Print all entries word for word.

#####

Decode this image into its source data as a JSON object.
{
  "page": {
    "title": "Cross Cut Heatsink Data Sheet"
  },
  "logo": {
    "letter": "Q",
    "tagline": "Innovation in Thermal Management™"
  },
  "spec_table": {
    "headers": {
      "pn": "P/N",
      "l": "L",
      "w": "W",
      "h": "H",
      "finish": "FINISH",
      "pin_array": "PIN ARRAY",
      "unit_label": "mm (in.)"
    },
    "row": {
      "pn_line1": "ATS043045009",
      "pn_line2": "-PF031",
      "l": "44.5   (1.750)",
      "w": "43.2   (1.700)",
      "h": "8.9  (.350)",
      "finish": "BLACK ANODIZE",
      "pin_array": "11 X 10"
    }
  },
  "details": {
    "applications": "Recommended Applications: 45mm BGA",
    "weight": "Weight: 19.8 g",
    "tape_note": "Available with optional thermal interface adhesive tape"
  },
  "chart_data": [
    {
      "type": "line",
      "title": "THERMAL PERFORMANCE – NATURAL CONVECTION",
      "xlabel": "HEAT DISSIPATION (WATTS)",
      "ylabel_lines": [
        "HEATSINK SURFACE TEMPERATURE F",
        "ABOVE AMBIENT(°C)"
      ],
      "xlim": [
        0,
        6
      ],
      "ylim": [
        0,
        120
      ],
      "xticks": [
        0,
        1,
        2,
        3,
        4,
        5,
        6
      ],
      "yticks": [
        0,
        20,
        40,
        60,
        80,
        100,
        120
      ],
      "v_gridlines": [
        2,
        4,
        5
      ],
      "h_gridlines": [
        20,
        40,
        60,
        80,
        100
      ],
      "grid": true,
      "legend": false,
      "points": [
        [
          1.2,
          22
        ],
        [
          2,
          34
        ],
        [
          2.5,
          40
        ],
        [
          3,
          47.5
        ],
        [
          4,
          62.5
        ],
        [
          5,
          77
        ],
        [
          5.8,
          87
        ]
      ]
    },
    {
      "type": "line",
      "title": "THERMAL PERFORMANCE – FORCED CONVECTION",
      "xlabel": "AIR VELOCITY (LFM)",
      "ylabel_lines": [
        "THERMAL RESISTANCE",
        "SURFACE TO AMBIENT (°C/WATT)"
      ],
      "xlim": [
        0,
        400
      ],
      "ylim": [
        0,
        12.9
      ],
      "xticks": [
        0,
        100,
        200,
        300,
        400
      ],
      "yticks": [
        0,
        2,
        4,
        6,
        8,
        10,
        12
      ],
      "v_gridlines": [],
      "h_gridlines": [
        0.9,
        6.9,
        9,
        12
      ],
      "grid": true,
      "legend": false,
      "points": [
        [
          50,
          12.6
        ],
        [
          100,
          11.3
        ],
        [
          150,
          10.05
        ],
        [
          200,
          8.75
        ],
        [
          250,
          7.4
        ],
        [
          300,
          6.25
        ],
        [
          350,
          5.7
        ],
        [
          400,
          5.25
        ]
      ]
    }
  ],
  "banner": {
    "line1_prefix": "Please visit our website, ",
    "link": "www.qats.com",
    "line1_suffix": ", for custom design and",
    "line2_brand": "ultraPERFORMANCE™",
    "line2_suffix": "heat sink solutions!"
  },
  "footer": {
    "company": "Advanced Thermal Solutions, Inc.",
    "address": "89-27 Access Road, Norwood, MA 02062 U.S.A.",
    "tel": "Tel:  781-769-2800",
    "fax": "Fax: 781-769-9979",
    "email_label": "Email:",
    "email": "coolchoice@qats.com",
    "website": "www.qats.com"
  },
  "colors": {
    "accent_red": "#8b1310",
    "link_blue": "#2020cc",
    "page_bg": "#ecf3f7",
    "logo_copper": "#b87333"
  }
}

#####

Correct result:
Decode this image into its source data as a JSON object.
{
  "page": {
    "title": "Cross Cut Heatsink Data Sheet"
  },
  "logo": {
    "letter": "Q",
    "tagline": "Innovation in Thermal Management™"
  },
  "spec_table": {
    "headers": {
      "pn": "P/N",
      "l": "L",
      "w": "W",
      "h": "H",
      "finish": "FINISH",
      "pin_array": "PIN ARRAY",
      "unit_label": "mm (in.)"
    },
    "row": {
      "pn_line1": "ATS043045009",
      "pn_line2": "-PF031",
      "l": "44.5   (1.750)",
      "w": "43.2   (1.700)",
      "h": "8.9  (.350)",
      "finish": "BLACK ANODIZE",
      "pin_array": "11 X 10"
    }
  },
  "details": {
    "applications": "Recommended Applications: 45mm BGA",
    "weight": "Weight: 19.8 g",
    "tape_note": "Available with optional thermal interface adhesive tape"
  },
  "chart_data": [
    {
      "type": "line",
      "title": "THERMAL PERFORMANCE – NATURAL CONVECTION",
      "xlabel": "HEAT DISSIPATION (WATTS)",
      "ylabel_lines": [
        "HEATSINK SURFACE TEMPERATURE F",
        "ABOVE AMBIENT(°C)"
      ],
      "xlim": [
        0,
        6
      ],
      "ylim": [
        0,
        120
      ],
      "xticks": [
        0,
        1,
        2,
        3,
        4,
        5,
        6
      ],
      "yticks": [
        0,
        20,
        40,
        60,
        80,
        100,
        120
      ],
      "v_gridlines": [
        2,
        4,
        5
      ],
      "h_gridlines": [
        20,
        40,
        60,
        80,
        100
      ],
      "grid": true,
      "legend": false,
      "points": [
        [
          1.2,
          22
        ],
        [
          2,
          34
        ],
        [
          2.5,
          40
        ],
        [
          3,
          47.5
        ],
        [
          4,
          62.5
        ],
        [
          5,
          77
        ],
        [
          5.8,
          87
        ]
      ]
    },
    {
      "type": "line",
      "title": "THERMAL PERFORMANCE – FORCED CONVECTION",
      "xlabel": "AIR VELOCITY (LFM)",
      "ylabel_lines": [
        "THERMAL RESISTANCE",
        "SURFACE TO AMBIENT (°C/WATT)"
      ],
      "xlim": [
        0,
        400
      ],
      "ylim": [
        0,
        12.9
      ],
      "xticks": [
        0,
        100,
        200,
        300,
        400
      ],
      "yticks": [
        0,
        2,
        4,
        6,
        8,
        10,
        12
      ],
      "v_gridlines": [],
      "h_gridlines": [
        0.9,
        6.9,
        9,
        12
      ],
      "grid": true,
      "legend": false,
      "points": [
        [
          50,
          12.6
        ],
        [
          100,
          11.3
        ],
        [
          150,
          10.05
        ],
        [
          200,
          8.75
        ],
        [
          250,
          7.4
        ],
        [
          300,
          6.25
        ],
        [
          350,
          5.7
        ],
        [
          400,
          5.25
        ]
      ]
    }
  ],
  "banner": {
    "line1_prefix": "Please visit our website, ",
    "link": "www.qats.com",
    "line1_suffix": ", for custom design and",
    "line2_brand": "ultraPERFORMANCE™",
    "line2_suffix": "heat sink solutions!"
  },
  "footer": {
    "company": "Advanced Thermal Solutions, Inc.",
    "address": "89-27 Access Road, Norwood, MA 02062 U.S.A.",
    "tel": "Tel:  781-769-2800",
    "fax": "Fax: 781-769-9979",
    "email_label": "Email:",
    "email": "coolchoice@qats.com",
    "website": "www.qats.com"
  },
  "colors": {
    "accent_red": "#8b1310",
    "link_blue": "#2020cc",
    "page_bg": "#ecf3f7",
    "logo_copper": "#b87333"
  }
}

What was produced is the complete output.